• **OBJECTIVE**:
Copy each record exactly as it reads, leaving out any pictures it holds.

• **RECORD LIST**:
******************************

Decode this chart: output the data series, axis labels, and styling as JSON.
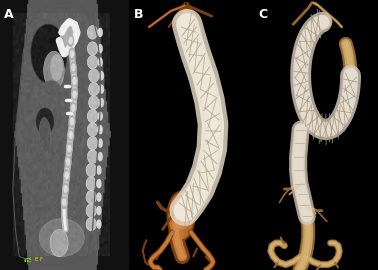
{
  "panel_labels": [
    "A",
    "B",
    "C"
  ],
  "panel_label_color": "white",
  "panel_label_fontsize": 9,
  "panel_label_fontweight": "bold",
  "background_color": "#000000",
  "panel_A": {
    "bg": "#111111",
    "body_mid": "#606060",
    "body_edge": "#383838",
    "spine_bright": "#dddddd",
    "aorta_bright": "#e8e8e8",
    "tissue_dark": "#1e1e1e",
    "tissue_mid": "#484848"
  },
  "panel_B": {
    "bg": "#000000",
    "vessel_orange": "#c87838",
    "vessel_light": "#d89858",
    "vessel_dark": "#7a4010",
    "stent_white": "#e0d4c0",
    "stent_mesh": "#f0ebe0"
  },
  "panel_C": {
    "bg": "#000000",
    "vessel_tan": "#c8a060",
    "vessel_light": "#dcc080",
    "vessel_dark": "#906830",
    "stent_white": "#d8ccc0",
    "stent_mesh": "#ece8e0"
  },
  "fig_width": 3.78,
  "fig_height": 2.7,
  "dpi": 100
}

******************************

• **RESULT BELOW**:
Decode this chart: output the data series, axis labels, and styling as JSON.
{
  "panel_labels": [
    "A",
    "B",
    "C"
  ],
  "panel_label_color": "white",
  "panel_label_fontsize": 9,
  "panel_label_fontweight": "bold",
  "background_color": "#000000",
  "panel_A": {
    "bg": "#111111",
    "body_mid": "#606060",
    "body_edge": "#383838",
    "spine_bright": "#dddddd",
    "aorta_bright": "#e8e8e8",
    "tissue_dark": "#1e1e1e",
    "tissue_mid": "#484848"
  },
  "panel_B": {
    "bg": "#000000",
    "vessel_orange": "#c87838",
    "vessel_light": "#d89858",
    "vessel_dark": "#7a4010",
    "stent_white": "#e0d4c0",
    "stent_mesh": "#f0ebe0"
  },
  "panel_C": {
    "bg": "#000000",
    "vessel_tan": "#c8a060",
    "vessel_light": "#dcc080",
    "vessel_dark": "#906830",
    "stent_white": "#d8ccc0",
    "stent_mesh": "#ece8e0"
  },
  "fig_width": 3.78,
  "fig_height": 2.7,
  "dpi": 100
}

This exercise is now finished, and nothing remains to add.